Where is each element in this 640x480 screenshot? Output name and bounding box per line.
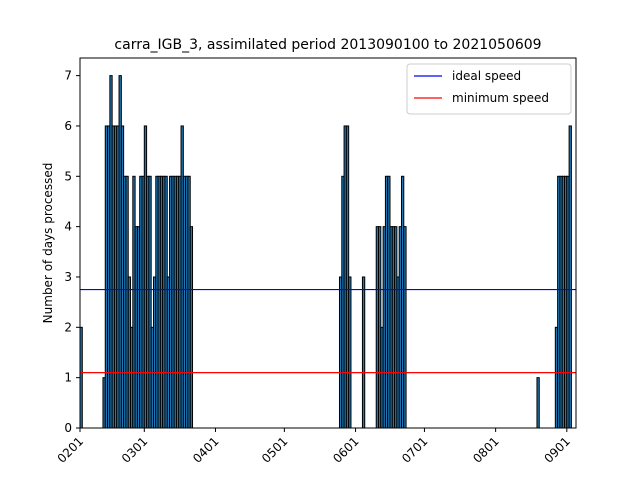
y-tick-label: 0: [64, 421, 72, 435]
bar-day-213: [568, 125, 572, 429]
chart-title: carra_IGB_3, assimilated period 20130901…: [114, 37, 541, 53]
y-axis-ticks: 0 1 2 3 4 5 6 7: [64, 69, 80, 435]
y-tick-label: 5: [64, 169, 72, 183]
legend: ideal speed minimum speed: [406, 63, 572, 115]
y-tick-label: 7: [64, 69, 72, 83]
legend-box: [406, 63, 572, 115]
bar-day-117: [348, 276, 352, 429]
y-tick-label: 1: [64, 371, 72, 385]
y-tick-label: 3: [64, 270, 72, 284]
legend-label-ideal-speed: ideal speed: [452, 69, 521, 83]
bar-day-48: [189, 226, 194, 429]
bar-day-141: [403, 226, 407, 429]
y-tick-label: 4: [64, 220, 72, 234]
y-tick-label: 2: [64, 320, 72, 334]
plot-frame: [79, 57, 577, 429]
bar-day-123: [361, 276, 366, 429]
bar-day-199: [536, 377, 540, 429]
y-tick-label: 6: [64, 119, 72, 133]
reference-lines-group: [80, 288, 576, 374]
legend-label-minimum-speed: minimum speed: [452, 91, 549, 105]
y-axis-label: Number of days processed: [41, 163, 55, 324]
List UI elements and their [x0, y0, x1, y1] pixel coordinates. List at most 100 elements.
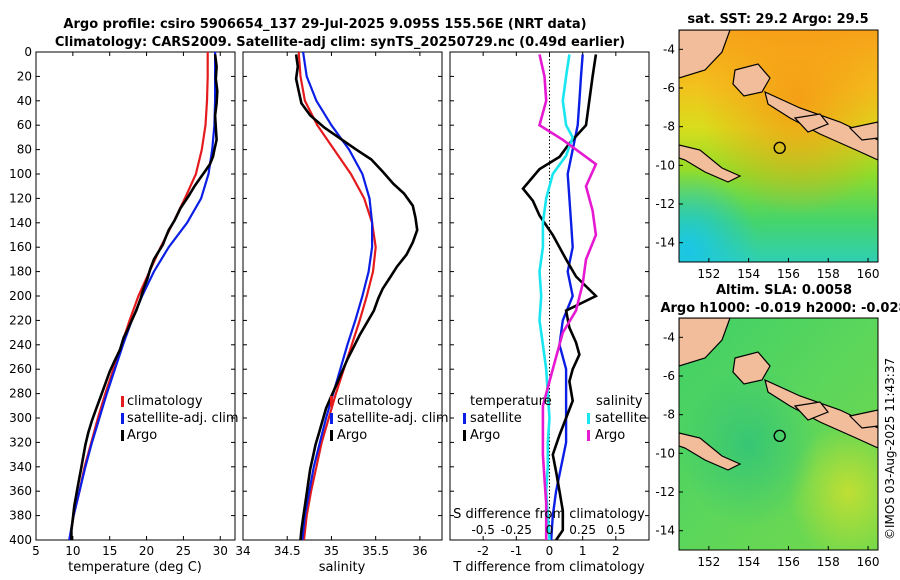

#### Task details
Please write out the rows word for word, beginning with the first row and ending after the row that contains "y-tick-label: 3: [64, 270, 72, 284]", with both end rows included. Leave the pictures out of your answer.

#### Answer for the task
Where is each element in this 640x480 screenshot? Output name and bounding box per line.
y-tick-label: 0: [64, 421, 72, 435]
bar-day-213: [568, 125, 572, 429]
chart-title: carra_IGB_3, assimilated period 20130901…: [114, 37, 541, 53]
y-axis-ticks: 0 1 2 3 4 5 6 7: [64, 69, 80, 435]
y-tick-label: 5: [64, 169, 72, 183]
legend: ideal speed minimum speed: [406, 63, 572, 115]
y-tick-label: 7: [64, 69, 72, 83]
legend-box: [406, 63, 572, 115]
bar-day-117: [348, 276, 352, 429]
y-tick-label: 1: [64, 371, 72, 385]
y-tick-label: 3: [64, 270, 72, 284]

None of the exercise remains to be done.